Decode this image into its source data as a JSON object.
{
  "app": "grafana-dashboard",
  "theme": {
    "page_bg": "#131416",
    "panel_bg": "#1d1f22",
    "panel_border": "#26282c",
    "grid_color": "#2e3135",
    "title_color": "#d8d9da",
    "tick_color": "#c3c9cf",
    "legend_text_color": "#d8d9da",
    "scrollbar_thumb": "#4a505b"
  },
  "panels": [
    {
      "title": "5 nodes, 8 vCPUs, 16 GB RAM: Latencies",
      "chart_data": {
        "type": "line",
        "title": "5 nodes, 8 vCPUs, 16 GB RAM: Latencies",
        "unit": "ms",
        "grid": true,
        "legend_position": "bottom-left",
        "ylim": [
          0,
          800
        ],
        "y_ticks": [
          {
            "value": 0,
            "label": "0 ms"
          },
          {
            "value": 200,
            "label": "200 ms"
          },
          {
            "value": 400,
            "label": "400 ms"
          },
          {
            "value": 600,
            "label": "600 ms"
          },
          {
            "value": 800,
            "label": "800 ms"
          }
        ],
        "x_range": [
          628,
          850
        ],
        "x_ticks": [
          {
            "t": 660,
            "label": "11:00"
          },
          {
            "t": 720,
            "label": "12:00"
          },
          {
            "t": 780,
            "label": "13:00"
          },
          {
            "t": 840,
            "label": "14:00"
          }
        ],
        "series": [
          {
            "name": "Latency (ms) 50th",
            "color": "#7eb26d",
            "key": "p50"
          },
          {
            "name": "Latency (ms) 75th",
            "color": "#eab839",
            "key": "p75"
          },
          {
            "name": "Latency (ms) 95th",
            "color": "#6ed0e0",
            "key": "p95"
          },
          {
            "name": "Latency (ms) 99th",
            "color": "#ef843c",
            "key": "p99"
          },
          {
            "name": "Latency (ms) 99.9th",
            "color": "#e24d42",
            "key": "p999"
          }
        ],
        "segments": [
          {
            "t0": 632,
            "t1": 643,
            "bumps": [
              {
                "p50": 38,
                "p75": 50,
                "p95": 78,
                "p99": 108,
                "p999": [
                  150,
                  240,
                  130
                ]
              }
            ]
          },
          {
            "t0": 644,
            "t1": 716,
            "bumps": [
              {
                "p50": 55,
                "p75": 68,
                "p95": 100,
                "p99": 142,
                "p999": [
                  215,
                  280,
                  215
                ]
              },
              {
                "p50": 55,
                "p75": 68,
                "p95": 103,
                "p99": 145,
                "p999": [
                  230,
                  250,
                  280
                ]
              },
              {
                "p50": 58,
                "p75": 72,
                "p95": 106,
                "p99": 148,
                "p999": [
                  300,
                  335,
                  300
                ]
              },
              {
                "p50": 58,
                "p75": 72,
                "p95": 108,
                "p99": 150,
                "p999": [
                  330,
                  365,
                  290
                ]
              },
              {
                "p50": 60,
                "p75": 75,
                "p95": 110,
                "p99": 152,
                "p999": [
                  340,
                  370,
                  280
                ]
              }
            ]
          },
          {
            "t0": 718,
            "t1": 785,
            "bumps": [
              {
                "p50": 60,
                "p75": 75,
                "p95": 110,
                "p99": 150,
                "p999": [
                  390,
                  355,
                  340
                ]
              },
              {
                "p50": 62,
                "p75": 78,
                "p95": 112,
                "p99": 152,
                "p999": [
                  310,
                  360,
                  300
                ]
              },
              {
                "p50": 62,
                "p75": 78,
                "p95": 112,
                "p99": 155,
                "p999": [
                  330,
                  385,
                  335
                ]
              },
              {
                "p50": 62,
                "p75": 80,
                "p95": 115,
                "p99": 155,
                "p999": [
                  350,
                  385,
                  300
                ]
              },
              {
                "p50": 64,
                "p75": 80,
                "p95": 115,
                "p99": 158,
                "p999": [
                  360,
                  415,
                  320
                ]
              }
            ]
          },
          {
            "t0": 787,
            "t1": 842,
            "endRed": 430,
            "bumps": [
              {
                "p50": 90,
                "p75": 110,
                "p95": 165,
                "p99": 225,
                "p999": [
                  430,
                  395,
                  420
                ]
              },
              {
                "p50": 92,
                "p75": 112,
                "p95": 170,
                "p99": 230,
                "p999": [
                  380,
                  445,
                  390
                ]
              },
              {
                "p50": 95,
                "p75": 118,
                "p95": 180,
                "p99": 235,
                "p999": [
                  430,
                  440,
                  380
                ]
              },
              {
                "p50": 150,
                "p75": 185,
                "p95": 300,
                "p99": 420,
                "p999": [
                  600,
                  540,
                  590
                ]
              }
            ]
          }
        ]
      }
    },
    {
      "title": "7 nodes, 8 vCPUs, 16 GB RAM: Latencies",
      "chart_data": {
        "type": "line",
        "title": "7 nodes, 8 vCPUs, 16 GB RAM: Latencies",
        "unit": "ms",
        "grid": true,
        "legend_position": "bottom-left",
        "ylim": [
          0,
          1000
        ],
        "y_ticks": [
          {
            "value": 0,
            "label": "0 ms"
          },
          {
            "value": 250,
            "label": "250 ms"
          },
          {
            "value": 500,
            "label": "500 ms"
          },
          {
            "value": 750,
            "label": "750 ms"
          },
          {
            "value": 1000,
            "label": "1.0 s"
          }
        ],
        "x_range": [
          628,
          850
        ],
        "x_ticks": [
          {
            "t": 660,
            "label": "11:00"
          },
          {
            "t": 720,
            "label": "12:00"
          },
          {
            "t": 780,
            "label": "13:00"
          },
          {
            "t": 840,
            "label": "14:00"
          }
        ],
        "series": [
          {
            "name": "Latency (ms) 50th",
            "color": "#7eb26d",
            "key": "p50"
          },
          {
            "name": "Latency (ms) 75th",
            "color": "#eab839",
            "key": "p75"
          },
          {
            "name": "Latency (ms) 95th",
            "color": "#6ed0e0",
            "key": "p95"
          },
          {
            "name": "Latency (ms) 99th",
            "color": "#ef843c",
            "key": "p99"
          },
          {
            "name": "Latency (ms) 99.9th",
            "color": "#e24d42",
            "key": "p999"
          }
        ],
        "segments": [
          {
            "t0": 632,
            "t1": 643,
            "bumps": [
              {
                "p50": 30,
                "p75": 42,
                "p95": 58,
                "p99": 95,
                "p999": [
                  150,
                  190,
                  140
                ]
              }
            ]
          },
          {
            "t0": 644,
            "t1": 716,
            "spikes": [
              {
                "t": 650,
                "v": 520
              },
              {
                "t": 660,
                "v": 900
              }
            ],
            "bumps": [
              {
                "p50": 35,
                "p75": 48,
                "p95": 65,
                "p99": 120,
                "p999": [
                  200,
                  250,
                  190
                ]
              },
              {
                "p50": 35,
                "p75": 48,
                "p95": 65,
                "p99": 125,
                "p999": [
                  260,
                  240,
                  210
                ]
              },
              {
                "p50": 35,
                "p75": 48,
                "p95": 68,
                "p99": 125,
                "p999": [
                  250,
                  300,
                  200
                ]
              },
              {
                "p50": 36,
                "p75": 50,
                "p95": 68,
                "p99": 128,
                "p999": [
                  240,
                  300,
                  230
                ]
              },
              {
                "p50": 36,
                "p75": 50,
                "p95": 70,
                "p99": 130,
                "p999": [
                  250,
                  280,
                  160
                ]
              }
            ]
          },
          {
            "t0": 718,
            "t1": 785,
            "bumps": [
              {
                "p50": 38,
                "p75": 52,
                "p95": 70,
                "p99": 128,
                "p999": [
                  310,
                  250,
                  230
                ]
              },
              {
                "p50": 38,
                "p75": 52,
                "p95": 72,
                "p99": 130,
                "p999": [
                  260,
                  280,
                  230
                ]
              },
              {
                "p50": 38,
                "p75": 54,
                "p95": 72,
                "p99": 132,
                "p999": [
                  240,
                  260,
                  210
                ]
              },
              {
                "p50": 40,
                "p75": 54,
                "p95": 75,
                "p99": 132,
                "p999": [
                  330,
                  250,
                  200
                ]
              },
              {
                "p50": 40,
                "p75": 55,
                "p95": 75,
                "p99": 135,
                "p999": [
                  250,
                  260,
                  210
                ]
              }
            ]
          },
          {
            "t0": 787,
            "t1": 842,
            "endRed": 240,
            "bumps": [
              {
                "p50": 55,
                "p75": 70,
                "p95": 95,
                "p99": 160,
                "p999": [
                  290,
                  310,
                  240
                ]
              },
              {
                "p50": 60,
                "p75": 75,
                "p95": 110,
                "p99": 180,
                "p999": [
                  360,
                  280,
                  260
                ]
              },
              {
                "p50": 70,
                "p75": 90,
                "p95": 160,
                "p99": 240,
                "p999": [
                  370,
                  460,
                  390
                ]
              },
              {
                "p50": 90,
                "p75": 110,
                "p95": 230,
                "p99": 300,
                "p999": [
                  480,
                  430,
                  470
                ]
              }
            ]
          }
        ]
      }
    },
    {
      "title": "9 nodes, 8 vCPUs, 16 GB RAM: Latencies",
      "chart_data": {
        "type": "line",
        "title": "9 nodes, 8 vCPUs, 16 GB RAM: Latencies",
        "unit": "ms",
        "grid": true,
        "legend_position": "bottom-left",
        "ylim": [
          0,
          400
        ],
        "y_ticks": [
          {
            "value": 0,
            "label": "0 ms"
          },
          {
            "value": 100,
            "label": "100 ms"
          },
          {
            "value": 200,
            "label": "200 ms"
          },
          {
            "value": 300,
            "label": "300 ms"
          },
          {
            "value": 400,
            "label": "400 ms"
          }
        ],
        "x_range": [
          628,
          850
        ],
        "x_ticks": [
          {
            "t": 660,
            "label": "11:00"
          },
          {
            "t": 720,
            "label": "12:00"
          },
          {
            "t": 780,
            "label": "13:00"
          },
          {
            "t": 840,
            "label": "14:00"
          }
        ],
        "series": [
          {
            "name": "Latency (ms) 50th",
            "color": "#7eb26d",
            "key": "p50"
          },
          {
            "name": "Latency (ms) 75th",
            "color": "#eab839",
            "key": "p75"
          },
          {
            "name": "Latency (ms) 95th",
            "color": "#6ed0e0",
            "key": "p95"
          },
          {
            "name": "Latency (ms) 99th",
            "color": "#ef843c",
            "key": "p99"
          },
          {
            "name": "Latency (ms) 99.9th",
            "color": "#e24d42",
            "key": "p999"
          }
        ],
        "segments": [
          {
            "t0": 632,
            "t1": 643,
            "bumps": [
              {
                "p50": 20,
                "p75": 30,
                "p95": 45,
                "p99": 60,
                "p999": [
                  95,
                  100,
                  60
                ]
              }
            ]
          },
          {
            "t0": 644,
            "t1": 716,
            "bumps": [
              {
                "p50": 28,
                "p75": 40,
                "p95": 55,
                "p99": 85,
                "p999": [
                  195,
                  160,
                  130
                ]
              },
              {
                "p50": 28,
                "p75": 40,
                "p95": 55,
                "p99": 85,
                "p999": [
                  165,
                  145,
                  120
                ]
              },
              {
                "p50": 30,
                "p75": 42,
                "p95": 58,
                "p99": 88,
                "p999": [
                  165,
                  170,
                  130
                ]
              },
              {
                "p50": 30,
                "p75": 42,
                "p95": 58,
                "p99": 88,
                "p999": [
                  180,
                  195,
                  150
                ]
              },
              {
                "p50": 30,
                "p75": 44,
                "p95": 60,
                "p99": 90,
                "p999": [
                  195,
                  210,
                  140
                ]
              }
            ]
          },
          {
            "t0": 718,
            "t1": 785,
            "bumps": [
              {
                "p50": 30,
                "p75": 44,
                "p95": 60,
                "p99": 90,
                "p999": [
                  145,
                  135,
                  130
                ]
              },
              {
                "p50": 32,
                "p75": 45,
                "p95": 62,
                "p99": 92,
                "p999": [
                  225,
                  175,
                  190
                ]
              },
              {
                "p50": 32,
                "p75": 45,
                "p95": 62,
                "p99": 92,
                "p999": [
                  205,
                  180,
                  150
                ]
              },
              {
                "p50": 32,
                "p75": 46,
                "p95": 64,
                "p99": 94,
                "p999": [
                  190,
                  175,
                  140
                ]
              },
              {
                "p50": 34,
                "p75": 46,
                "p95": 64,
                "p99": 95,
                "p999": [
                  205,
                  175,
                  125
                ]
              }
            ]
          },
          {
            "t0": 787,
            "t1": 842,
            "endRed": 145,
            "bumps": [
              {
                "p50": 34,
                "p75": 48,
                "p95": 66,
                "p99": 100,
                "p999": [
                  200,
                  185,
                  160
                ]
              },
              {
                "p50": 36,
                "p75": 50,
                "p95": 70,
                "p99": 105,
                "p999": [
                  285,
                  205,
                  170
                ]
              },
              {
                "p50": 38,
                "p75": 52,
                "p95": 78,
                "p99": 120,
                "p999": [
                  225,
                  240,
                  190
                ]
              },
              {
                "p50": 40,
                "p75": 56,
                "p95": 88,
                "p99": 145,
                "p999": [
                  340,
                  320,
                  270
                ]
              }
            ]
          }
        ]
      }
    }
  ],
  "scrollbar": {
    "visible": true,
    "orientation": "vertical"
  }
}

----

Find the lines containing "Latencies" and pull them out.

◆ Answer to the task
      "title": "5 nodes, 8 vCPUs, 16 GB RAM: Latencies",
        "title": "5 nodes, 8 vCPUs, 16 GB RAM: Latencies",
      "title": "7 nodes, 8 vCPUs, 16 GB RAM: Latencies",
        "title": "7 nodes, 8 vCPUs, 16 GB RAM: Latencies",
      "title": "9 nodes, 8 vCPUs, 16 GB RAM: Latencies",
        "title": "9 nodes, 8 vCPUs, 16 GB RAM: Latencies",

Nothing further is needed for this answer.